_Problem to solve_
Go through the material below and count the lines with the string "marker"; the number is the whole answer.

◇ ◇ ◇

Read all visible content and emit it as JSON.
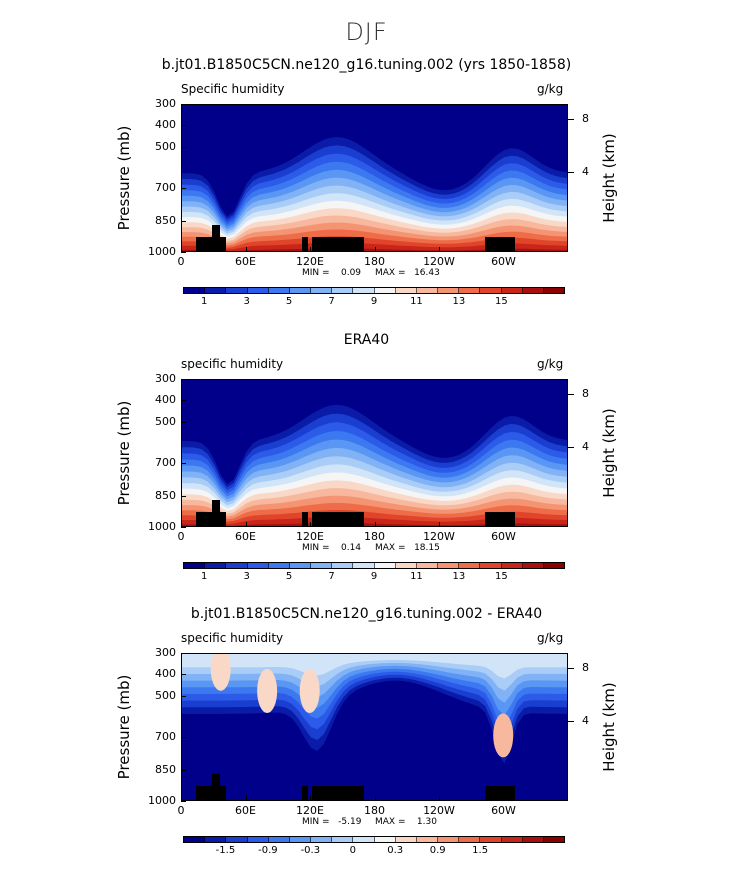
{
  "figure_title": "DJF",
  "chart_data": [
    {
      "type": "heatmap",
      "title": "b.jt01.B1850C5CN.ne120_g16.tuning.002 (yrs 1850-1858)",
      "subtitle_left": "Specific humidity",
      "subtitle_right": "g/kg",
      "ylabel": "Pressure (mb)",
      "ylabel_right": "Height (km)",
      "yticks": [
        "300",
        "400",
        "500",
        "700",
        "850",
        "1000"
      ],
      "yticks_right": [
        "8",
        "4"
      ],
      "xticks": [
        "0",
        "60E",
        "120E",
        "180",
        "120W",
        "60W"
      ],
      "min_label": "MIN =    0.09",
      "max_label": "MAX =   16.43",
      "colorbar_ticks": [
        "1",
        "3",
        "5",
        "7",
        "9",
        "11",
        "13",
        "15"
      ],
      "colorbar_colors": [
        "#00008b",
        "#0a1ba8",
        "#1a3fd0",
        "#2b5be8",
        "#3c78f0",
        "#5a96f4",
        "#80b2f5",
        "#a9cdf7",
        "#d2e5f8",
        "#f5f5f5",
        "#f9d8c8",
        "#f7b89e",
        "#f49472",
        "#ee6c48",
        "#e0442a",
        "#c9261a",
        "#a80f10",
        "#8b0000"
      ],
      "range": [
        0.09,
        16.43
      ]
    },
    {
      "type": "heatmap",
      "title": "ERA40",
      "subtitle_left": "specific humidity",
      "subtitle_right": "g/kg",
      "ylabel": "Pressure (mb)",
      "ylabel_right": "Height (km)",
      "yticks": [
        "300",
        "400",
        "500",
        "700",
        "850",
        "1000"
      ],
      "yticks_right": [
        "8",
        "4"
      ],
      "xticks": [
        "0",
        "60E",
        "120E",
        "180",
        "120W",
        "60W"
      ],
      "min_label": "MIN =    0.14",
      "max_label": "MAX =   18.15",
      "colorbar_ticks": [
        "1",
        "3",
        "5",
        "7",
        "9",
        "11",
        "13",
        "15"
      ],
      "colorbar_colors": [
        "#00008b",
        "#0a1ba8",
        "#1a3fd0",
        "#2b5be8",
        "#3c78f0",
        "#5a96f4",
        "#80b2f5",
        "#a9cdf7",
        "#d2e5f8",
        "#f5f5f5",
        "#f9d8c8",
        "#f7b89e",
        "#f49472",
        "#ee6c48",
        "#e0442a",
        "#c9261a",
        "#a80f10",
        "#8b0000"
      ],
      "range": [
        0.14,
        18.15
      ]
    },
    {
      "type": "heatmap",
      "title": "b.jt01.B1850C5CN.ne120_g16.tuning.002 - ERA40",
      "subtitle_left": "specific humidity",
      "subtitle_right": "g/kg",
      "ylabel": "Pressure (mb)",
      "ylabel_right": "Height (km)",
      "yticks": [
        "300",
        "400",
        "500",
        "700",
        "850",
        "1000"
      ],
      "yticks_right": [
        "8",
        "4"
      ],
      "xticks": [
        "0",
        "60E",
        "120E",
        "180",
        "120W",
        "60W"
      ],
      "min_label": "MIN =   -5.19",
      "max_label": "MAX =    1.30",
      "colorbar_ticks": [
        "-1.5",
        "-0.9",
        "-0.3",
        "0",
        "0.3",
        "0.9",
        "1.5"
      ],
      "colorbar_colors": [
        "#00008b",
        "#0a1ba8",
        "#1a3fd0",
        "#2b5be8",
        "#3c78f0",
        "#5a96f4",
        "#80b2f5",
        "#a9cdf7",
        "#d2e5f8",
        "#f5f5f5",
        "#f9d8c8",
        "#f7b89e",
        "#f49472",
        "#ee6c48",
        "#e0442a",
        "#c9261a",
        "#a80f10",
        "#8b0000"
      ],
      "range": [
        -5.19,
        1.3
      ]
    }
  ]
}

◇ ◇ ◇

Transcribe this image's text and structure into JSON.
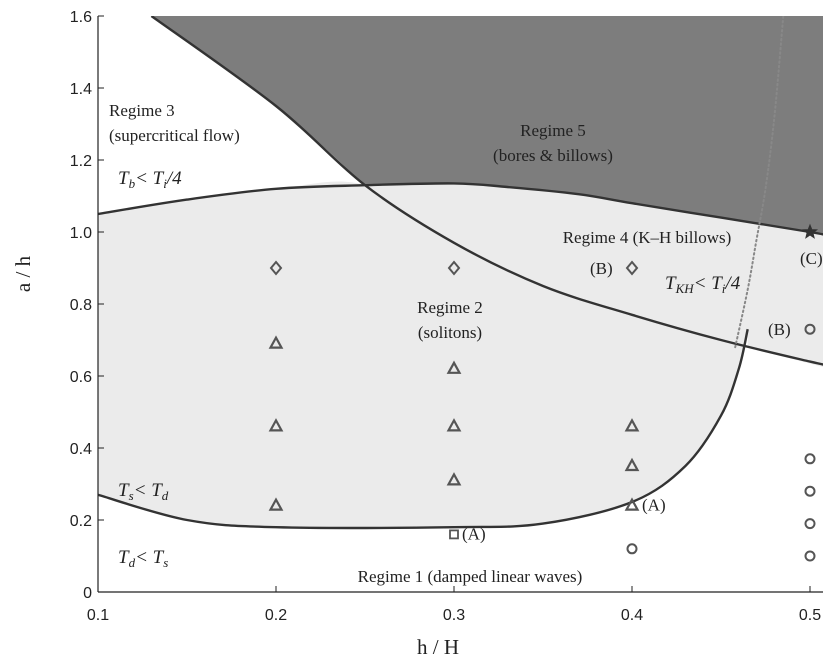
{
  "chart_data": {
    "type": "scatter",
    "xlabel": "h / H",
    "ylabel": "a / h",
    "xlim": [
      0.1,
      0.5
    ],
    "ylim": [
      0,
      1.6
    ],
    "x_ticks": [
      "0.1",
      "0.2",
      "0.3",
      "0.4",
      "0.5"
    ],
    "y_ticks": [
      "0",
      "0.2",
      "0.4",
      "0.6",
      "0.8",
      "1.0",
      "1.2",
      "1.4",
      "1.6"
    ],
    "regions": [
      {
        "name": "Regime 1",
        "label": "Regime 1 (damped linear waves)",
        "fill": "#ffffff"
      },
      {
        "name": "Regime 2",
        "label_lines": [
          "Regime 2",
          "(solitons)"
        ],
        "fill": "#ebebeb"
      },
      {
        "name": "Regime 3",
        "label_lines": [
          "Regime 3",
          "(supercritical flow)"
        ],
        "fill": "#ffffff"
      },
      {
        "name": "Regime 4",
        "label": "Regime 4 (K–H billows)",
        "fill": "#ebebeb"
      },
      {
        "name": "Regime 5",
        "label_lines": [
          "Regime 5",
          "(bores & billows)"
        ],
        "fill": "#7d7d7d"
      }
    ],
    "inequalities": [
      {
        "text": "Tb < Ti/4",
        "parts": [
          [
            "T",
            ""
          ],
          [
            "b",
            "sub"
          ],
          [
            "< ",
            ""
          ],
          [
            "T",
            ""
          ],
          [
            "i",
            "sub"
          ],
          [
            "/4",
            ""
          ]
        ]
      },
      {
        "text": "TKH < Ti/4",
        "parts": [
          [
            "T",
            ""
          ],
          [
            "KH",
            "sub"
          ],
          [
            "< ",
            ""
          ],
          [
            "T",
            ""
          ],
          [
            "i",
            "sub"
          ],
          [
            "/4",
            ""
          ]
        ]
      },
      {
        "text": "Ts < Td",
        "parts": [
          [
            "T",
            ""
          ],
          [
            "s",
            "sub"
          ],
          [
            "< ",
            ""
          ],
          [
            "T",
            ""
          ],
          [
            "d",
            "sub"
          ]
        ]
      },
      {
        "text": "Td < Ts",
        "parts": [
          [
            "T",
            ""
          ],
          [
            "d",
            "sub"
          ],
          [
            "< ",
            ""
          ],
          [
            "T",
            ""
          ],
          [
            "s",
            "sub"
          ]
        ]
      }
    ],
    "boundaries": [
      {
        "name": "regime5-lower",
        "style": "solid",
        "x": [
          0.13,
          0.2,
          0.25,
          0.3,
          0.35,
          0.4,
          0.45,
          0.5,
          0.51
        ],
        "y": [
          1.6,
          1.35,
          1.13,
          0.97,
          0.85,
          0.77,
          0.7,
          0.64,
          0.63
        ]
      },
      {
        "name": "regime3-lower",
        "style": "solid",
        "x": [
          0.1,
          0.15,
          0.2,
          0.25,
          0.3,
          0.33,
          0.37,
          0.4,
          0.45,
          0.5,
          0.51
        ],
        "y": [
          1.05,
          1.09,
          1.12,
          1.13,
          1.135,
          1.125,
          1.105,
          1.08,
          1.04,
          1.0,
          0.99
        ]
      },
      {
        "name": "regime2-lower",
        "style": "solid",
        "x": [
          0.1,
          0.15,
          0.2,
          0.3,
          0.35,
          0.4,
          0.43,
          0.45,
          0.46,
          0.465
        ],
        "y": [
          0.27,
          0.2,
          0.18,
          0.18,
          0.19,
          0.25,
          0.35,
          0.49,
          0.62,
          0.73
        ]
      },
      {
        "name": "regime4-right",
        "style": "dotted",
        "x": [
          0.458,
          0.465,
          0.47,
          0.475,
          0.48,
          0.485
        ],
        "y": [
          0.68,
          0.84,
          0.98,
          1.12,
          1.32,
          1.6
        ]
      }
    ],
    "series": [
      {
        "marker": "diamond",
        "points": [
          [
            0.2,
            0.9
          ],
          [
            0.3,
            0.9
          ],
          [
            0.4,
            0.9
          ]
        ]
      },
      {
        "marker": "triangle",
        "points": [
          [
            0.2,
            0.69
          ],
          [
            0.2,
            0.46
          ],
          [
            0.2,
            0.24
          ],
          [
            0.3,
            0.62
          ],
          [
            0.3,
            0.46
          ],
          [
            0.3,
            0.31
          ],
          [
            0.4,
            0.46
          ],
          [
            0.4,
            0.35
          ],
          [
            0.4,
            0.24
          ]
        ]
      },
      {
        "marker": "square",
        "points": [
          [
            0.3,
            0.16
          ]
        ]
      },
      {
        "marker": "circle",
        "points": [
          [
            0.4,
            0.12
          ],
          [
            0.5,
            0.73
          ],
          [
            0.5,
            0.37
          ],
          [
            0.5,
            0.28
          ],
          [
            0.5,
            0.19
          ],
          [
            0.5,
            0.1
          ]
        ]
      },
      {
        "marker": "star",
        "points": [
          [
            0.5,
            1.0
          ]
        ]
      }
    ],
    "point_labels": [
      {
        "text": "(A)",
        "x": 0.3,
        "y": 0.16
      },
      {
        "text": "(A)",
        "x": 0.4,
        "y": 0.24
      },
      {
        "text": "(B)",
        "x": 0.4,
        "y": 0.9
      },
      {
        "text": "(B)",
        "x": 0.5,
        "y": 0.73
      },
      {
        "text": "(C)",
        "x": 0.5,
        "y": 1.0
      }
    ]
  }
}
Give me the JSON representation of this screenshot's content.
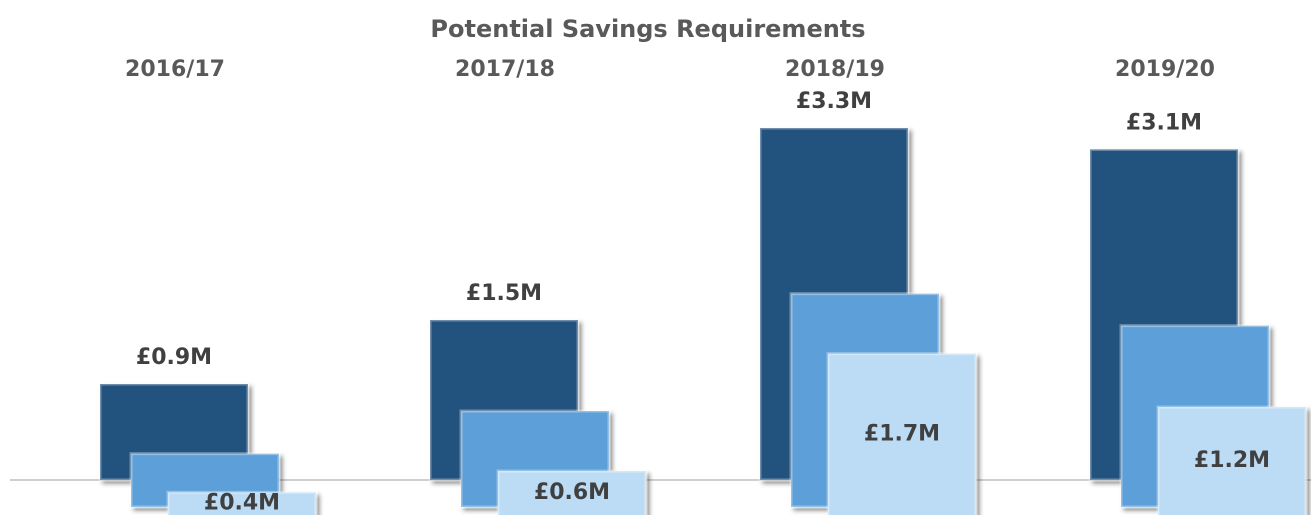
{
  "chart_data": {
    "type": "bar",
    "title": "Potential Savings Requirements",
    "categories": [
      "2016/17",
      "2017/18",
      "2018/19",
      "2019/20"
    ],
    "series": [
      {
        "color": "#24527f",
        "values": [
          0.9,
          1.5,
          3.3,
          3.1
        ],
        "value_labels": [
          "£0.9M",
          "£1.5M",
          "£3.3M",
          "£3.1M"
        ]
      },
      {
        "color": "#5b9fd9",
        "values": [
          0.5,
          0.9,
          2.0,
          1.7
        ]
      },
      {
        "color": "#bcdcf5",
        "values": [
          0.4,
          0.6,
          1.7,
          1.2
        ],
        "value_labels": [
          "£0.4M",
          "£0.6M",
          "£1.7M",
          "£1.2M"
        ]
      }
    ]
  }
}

◇ ◇ ◇

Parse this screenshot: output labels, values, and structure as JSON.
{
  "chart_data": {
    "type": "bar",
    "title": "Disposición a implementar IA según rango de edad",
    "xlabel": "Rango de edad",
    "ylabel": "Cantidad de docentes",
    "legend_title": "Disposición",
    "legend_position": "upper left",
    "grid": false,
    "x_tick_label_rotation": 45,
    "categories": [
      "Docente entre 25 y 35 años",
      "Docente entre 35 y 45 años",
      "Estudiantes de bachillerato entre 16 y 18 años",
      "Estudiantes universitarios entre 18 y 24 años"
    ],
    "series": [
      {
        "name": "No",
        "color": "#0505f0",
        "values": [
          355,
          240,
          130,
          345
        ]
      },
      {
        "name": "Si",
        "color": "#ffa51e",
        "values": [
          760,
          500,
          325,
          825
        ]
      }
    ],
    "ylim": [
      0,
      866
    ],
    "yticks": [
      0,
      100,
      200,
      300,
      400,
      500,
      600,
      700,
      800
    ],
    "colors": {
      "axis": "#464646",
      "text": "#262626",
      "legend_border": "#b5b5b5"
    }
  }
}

◇ ◇ ◇

_Answer for this exercise_
5